* _DIRECTIONS_:
Check each line for the string "precipitation", then give only how many lines have it.

* _DATA ROWS_:

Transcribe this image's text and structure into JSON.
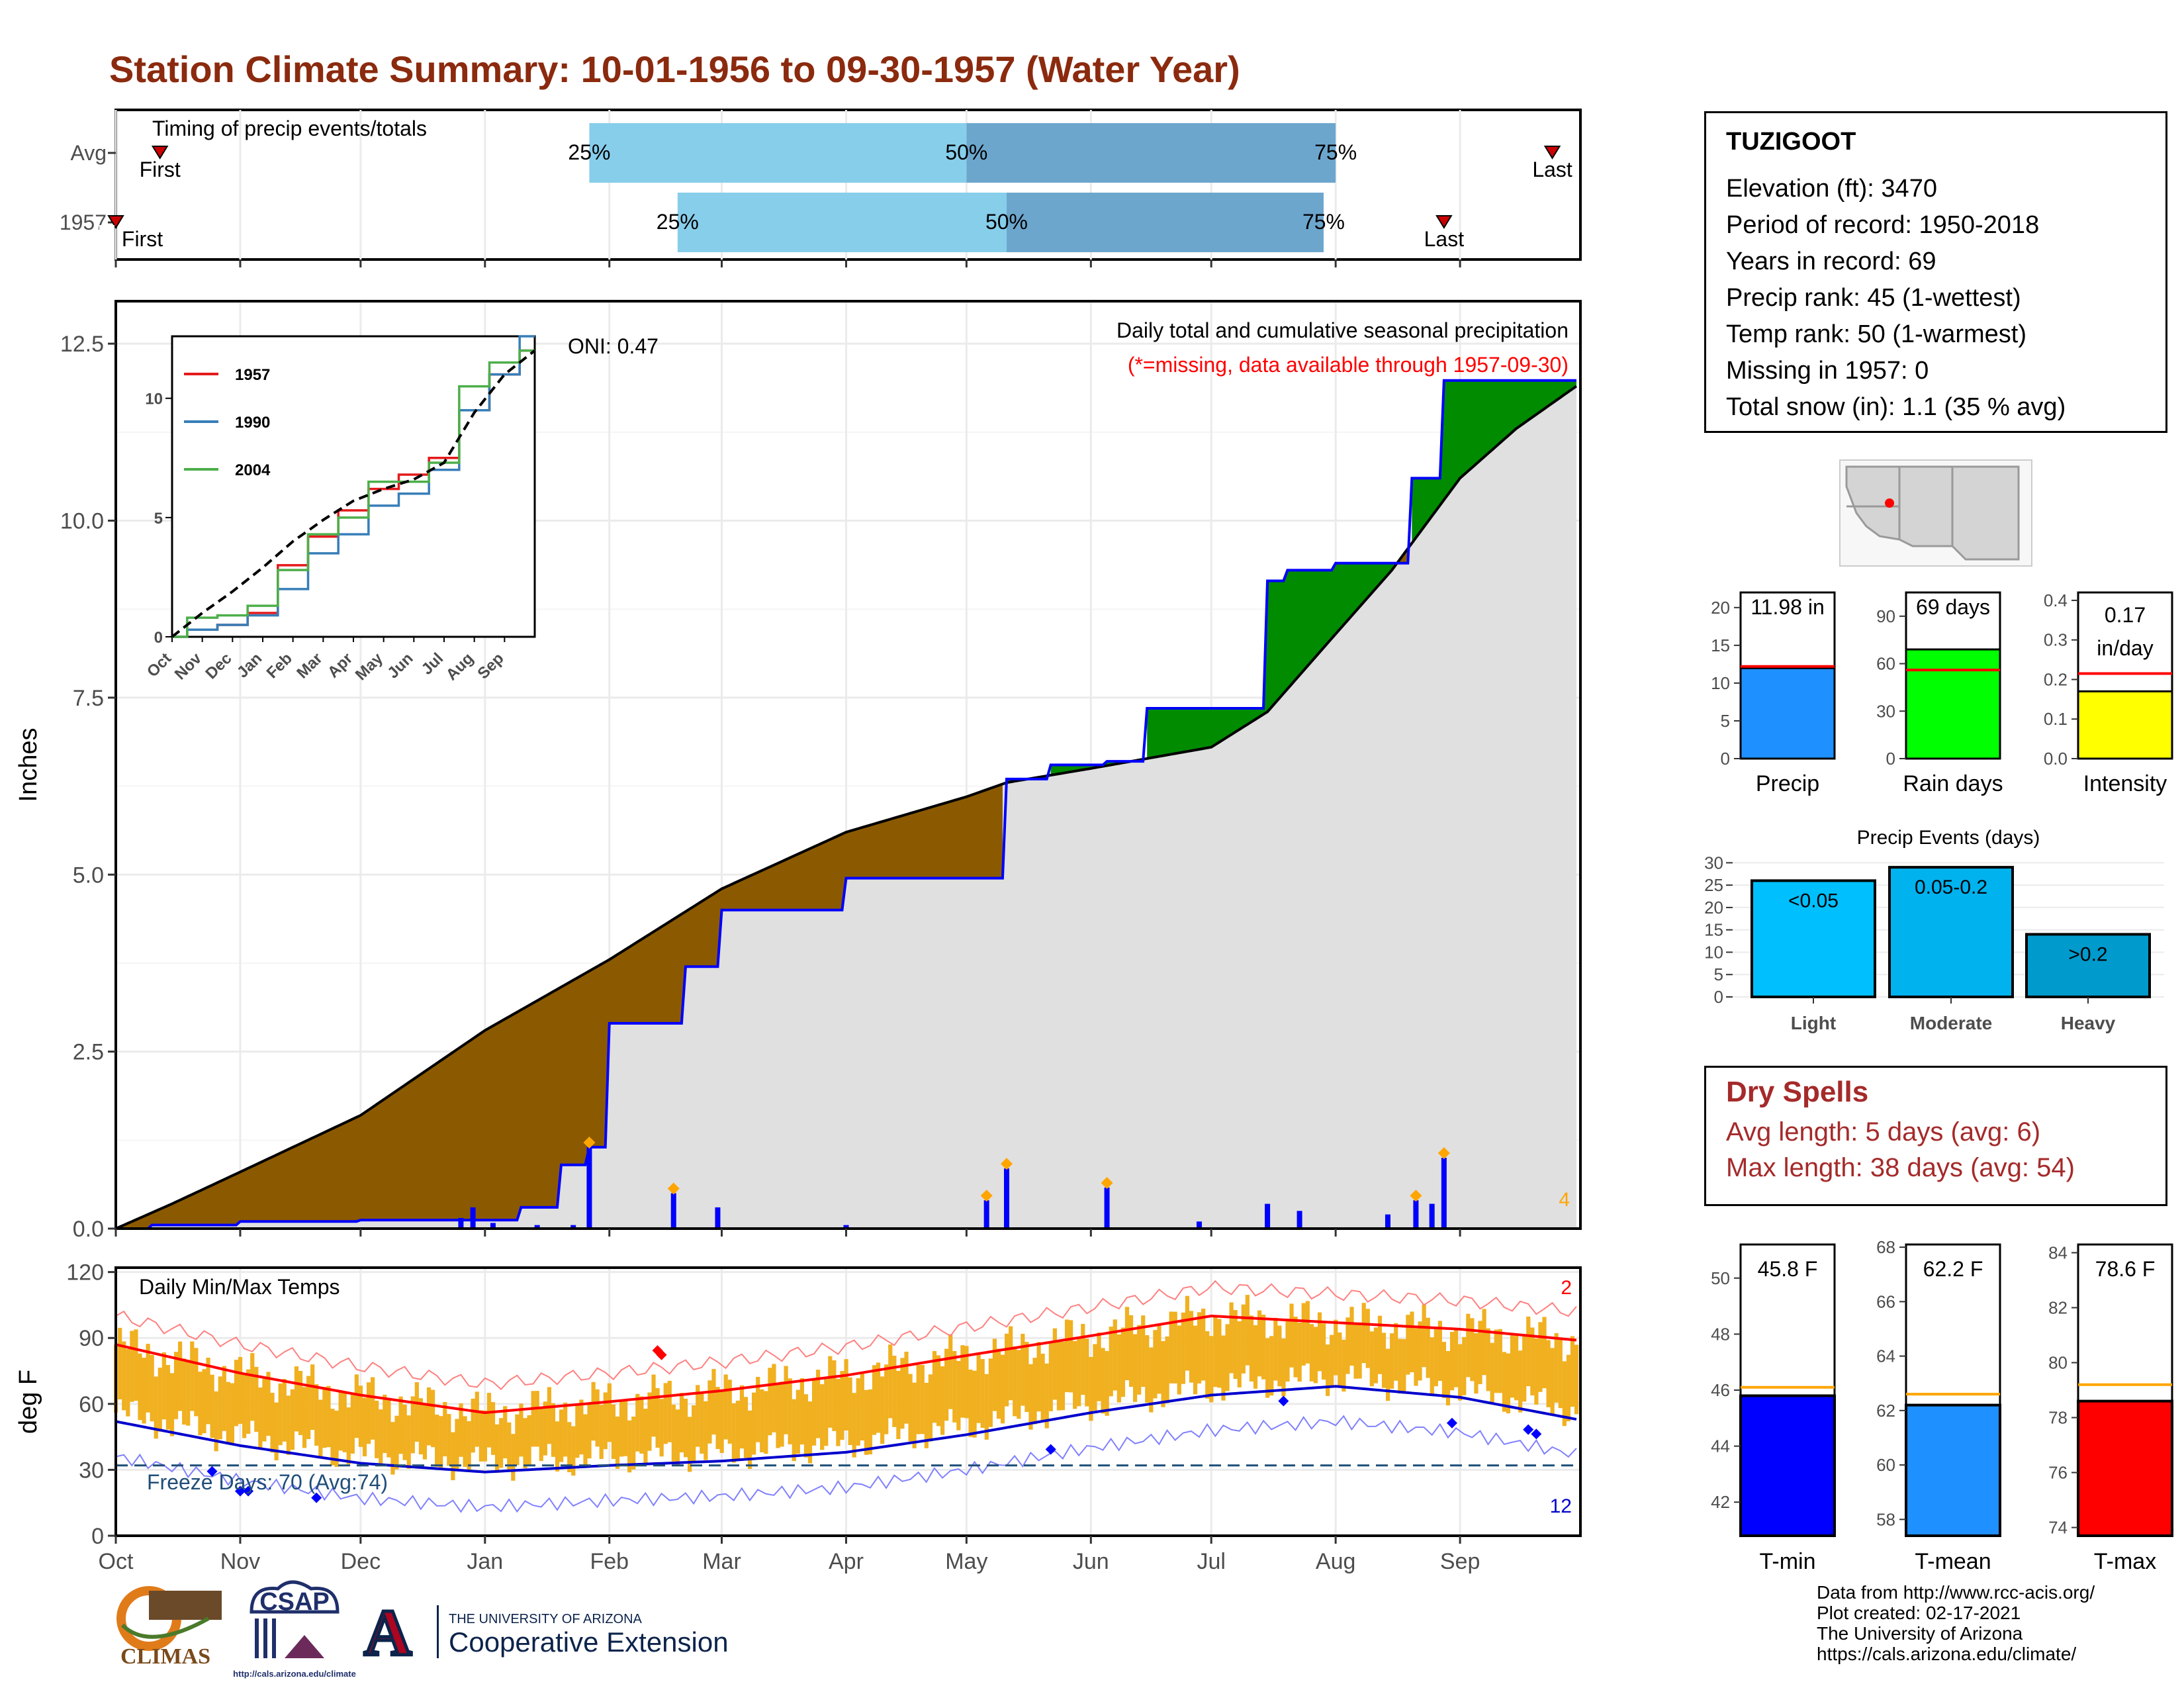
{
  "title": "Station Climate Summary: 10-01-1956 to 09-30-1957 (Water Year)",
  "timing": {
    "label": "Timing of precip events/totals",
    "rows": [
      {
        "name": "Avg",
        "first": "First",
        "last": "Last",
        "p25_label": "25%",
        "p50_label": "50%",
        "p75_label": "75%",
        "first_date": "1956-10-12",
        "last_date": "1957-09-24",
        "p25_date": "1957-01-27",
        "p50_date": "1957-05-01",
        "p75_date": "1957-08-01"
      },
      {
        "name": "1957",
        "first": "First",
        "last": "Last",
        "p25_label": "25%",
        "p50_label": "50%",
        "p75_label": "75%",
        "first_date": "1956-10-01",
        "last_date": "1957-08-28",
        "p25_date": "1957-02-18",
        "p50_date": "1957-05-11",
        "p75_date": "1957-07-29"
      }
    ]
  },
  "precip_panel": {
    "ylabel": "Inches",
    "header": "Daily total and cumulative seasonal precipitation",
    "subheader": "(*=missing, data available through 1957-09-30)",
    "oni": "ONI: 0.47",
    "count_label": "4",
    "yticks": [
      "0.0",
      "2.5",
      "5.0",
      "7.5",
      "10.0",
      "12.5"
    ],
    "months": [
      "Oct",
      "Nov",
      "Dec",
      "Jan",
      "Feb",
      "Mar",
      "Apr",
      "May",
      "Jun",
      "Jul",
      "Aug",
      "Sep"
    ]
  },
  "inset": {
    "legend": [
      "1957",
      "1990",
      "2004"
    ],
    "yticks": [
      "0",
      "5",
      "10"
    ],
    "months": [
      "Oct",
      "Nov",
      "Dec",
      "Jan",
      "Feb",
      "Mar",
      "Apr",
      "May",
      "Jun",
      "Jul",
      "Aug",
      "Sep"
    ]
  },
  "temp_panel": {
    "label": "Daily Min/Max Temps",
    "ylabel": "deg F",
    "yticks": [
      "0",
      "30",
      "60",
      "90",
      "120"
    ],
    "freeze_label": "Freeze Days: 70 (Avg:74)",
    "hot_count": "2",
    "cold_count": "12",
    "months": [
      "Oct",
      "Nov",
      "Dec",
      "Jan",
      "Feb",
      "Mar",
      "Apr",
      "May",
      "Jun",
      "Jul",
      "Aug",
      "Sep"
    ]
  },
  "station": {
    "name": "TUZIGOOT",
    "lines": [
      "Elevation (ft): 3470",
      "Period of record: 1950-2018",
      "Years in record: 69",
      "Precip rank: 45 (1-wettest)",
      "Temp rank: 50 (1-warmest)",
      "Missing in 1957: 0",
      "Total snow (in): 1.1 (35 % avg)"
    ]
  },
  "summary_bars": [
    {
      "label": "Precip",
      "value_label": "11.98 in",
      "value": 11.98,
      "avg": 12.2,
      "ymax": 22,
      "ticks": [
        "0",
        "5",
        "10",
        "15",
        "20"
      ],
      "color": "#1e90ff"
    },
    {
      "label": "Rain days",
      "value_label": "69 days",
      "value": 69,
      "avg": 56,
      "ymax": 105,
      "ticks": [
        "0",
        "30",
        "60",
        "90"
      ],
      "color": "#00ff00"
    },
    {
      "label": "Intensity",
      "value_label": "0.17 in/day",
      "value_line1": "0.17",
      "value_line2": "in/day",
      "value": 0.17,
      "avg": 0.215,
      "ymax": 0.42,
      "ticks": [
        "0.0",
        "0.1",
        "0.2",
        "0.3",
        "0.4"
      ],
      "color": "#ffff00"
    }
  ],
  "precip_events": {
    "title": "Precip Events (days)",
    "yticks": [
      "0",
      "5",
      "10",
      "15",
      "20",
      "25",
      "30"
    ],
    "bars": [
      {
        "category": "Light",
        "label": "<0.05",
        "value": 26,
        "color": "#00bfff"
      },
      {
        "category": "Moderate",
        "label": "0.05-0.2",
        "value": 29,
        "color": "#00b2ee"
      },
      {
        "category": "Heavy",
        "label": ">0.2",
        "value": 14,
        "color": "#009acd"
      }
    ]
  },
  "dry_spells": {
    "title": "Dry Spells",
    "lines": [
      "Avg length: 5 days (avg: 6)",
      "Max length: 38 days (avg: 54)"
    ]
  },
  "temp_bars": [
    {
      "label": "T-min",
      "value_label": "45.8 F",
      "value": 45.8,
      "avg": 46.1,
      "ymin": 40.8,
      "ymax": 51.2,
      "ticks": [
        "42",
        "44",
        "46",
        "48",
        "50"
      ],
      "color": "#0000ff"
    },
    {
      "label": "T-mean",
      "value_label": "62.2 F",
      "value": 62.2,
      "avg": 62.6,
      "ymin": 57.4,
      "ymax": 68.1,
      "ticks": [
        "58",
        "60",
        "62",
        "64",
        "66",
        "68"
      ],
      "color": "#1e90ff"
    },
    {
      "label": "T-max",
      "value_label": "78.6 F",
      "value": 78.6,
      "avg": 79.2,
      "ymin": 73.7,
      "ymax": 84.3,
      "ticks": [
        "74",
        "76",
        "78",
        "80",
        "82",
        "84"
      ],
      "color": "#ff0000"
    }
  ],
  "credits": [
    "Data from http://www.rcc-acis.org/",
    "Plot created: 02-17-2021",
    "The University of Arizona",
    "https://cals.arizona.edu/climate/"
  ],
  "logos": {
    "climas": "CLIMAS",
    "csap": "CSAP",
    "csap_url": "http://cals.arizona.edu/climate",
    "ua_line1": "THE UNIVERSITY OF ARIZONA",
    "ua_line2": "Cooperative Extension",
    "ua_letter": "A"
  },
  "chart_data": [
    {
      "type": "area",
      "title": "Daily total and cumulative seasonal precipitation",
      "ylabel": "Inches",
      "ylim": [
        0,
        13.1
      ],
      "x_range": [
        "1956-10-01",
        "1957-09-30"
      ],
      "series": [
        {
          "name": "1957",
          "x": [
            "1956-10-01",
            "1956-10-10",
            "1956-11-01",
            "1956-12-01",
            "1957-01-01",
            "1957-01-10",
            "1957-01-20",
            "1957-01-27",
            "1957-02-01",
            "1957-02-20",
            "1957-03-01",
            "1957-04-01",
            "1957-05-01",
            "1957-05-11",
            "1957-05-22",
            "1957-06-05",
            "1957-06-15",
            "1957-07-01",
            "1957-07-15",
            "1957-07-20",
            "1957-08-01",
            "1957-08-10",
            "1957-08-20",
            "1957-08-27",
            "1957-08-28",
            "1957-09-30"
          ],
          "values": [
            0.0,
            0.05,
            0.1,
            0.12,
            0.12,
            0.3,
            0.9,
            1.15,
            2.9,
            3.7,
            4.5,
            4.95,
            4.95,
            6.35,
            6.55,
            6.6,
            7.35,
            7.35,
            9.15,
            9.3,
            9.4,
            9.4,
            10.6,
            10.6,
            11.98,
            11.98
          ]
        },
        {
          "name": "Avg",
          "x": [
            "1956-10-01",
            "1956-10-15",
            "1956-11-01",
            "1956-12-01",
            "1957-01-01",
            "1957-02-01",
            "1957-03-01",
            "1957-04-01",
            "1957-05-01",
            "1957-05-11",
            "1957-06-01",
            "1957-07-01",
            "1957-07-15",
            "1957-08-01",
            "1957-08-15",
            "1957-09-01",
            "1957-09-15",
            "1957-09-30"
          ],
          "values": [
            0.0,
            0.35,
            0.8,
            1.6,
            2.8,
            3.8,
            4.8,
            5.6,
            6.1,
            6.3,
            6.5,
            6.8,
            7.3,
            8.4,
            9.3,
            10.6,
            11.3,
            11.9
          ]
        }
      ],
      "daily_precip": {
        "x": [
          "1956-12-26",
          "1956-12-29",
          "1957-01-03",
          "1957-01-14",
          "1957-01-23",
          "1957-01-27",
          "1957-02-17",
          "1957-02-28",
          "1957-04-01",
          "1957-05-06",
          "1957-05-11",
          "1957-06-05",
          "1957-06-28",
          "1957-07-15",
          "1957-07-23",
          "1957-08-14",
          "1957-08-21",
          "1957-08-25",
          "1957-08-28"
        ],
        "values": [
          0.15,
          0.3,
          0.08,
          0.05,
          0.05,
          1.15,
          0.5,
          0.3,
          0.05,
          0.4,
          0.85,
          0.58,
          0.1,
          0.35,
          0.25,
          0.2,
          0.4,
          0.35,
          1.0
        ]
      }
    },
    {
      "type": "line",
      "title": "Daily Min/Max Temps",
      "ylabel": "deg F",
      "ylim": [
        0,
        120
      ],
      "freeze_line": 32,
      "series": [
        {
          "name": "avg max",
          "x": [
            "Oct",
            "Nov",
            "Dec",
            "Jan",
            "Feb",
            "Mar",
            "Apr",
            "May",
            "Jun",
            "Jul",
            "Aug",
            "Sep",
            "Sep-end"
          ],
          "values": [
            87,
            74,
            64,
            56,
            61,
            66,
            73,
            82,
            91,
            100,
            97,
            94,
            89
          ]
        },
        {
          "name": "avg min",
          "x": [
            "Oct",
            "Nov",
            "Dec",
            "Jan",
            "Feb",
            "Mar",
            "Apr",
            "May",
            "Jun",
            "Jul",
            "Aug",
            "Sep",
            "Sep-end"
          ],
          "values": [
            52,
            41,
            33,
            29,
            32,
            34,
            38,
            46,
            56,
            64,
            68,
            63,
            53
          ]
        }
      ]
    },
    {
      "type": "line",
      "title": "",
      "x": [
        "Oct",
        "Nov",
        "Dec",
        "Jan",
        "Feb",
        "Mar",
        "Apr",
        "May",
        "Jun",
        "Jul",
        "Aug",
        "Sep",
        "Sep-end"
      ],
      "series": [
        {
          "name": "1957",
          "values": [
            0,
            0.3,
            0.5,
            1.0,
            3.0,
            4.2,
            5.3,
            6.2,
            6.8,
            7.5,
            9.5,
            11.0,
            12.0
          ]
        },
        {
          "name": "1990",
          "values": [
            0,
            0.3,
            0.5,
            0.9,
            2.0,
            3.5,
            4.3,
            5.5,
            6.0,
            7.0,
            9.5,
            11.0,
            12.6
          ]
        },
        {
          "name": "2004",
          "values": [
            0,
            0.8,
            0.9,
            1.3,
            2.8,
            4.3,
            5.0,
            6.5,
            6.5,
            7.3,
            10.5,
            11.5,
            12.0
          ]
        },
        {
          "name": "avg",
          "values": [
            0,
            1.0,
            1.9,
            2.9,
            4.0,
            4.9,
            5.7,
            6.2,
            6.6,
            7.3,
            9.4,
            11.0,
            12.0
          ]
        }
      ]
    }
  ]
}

* _FINISHED TASK_:
2